> AVAILABLE DATA:

+===+

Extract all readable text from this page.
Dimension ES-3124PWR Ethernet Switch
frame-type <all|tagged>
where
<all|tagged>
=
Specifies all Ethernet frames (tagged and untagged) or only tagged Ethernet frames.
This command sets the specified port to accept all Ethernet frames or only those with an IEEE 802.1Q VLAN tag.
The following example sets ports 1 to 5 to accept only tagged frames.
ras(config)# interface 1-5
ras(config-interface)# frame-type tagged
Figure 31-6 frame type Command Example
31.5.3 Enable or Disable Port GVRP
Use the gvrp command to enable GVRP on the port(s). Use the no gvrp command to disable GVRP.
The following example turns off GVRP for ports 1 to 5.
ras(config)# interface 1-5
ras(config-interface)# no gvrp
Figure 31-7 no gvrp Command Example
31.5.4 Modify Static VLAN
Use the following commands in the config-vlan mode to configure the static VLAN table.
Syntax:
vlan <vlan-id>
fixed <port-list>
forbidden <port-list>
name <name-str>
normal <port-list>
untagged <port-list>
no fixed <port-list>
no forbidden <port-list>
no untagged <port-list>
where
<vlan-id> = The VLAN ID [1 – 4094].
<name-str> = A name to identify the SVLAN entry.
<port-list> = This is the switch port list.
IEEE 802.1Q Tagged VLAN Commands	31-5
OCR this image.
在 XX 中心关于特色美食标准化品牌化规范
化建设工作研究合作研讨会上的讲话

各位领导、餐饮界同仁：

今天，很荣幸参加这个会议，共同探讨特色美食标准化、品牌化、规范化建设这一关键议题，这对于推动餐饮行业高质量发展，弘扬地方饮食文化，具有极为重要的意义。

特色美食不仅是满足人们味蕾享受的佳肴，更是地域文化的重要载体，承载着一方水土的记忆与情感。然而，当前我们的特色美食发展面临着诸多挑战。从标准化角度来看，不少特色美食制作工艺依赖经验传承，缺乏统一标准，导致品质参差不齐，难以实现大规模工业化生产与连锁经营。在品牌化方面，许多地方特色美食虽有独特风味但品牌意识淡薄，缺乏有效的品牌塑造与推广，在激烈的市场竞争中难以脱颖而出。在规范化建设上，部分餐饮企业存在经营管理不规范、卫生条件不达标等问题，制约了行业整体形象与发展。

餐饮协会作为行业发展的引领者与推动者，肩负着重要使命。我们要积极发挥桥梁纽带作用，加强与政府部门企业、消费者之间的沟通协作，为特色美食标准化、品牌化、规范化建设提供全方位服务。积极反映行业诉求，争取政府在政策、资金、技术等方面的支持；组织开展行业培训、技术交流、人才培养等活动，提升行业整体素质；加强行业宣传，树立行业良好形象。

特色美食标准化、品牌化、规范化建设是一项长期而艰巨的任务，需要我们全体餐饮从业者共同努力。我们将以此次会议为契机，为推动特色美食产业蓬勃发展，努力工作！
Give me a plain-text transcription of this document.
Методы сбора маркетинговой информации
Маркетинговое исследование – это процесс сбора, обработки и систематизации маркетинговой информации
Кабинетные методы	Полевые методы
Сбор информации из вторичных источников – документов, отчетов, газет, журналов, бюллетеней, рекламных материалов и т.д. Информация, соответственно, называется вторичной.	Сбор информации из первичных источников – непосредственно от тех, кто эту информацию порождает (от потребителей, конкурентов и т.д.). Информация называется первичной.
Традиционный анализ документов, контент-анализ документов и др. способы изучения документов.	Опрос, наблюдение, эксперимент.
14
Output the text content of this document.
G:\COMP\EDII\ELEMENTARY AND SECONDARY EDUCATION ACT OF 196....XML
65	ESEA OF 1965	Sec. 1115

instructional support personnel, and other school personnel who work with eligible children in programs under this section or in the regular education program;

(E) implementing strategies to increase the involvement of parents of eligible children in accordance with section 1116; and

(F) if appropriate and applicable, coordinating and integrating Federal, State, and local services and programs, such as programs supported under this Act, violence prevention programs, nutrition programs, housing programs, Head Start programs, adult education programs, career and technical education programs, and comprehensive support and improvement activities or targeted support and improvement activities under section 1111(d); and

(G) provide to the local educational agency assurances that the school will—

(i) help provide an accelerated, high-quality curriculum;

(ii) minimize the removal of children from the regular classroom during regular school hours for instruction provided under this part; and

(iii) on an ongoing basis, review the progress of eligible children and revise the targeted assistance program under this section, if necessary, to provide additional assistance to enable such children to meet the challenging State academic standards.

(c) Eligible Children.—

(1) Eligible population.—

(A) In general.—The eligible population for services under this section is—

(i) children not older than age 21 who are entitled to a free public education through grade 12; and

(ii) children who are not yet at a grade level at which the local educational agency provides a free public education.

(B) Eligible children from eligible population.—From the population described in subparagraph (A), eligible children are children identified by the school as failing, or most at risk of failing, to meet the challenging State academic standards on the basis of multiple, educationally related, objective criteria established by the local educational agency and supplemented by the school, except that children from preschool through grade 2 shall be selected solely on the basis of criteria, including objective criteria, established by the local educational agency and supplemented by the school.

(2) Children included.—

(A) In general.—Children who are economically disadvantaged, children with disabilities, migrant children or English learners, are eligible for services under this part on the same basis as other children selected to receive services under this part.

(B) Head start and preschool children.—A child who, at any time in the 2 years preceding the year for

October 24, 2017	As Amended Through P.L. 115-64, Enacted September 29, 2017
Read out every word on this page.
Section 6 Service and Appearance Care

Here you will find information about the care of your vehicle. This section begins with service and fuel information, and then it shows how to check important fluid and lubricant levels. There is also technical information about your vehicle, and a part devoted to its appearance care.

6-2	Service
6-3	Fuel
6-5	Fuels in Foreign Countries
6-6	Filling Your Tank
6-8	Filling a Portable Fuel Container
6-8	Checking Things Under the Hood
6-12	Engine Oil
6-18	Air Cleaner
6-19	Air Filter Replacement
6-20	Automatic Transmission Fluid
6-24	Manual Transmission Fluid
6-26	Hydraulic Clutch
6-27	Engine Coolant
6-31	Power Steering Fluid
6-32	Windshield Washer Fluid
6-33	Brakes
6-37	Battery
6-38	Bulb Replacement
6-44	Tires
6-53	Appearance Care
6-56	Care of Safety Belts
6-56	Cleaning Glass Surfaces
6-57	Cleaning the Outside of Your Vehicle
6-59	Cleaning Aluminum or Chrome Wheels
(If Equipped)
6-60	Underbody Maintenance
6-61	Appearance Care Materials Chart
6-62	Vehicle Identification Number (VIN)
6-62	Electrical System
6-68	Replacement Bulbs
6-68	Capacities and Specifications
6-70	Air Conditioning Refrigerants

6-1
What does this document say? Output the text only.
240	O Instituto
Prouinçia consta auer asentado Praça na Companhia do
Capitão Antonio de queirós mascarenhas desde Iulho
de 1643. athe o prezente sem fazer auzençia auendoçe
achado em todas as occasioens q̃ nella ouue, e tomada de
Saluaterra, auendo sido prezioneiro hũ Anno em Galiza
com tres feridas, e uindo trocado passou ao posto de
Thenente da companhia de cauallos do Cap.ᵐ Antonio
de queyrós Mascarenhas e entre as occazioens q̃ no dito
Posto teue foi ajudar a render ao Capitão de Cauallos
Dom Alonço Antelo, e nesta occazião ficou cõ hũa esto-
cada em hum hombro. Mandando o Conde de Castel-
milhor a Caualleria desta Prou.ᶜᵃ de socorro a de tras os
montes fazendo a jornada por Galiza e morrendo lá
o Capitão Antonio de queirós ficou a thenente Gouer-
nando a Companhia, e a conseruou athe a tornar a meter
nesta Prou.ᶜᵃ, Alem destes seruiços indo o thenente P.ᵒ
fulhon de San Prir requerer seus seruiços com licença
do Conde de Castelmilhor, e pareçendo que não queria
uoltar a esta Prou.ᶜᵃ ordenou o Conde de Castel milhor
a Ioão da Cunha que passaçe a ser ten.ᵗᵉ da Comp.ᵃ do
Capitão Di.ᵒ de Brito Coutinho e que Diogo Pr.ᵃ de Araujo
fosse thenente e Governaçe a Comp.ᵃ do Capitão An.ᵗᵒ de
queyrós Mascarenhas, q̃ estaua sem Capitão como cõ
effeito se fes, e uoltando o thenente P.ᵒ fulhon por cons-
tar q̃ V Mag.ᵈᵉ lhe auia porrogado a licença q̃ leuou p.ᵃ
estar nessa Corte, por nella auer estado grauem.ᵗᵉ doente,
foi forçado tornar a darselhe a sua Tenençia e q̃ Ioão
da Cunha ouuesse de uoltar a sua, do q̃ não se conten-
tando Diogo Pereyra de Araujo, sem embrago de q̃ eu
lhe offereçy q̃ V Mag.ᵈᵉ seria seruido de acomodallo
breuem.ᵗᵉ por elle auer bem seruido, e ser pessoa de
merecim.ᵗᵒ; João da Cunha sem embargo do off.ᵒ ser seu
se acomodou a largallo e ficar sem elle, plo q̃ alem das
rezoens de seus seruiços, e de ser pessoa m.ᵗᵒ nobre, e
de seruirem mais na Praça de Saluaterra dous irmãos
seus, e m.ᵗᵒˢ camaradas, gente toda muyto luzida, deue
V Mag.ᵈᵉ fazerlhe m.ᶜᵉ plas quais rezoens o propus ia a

+===+

> GIVEN REQUEST: Which lines in the records above contain the string "IEEE"? Copy each one.

> TASK ANSWER:
This command sets the specified port to accept all Ethernet frames or only those with an IEEE 802.1Q VLAN tag.
IEEE 802.1Q Tagged VLAN Commands	31-5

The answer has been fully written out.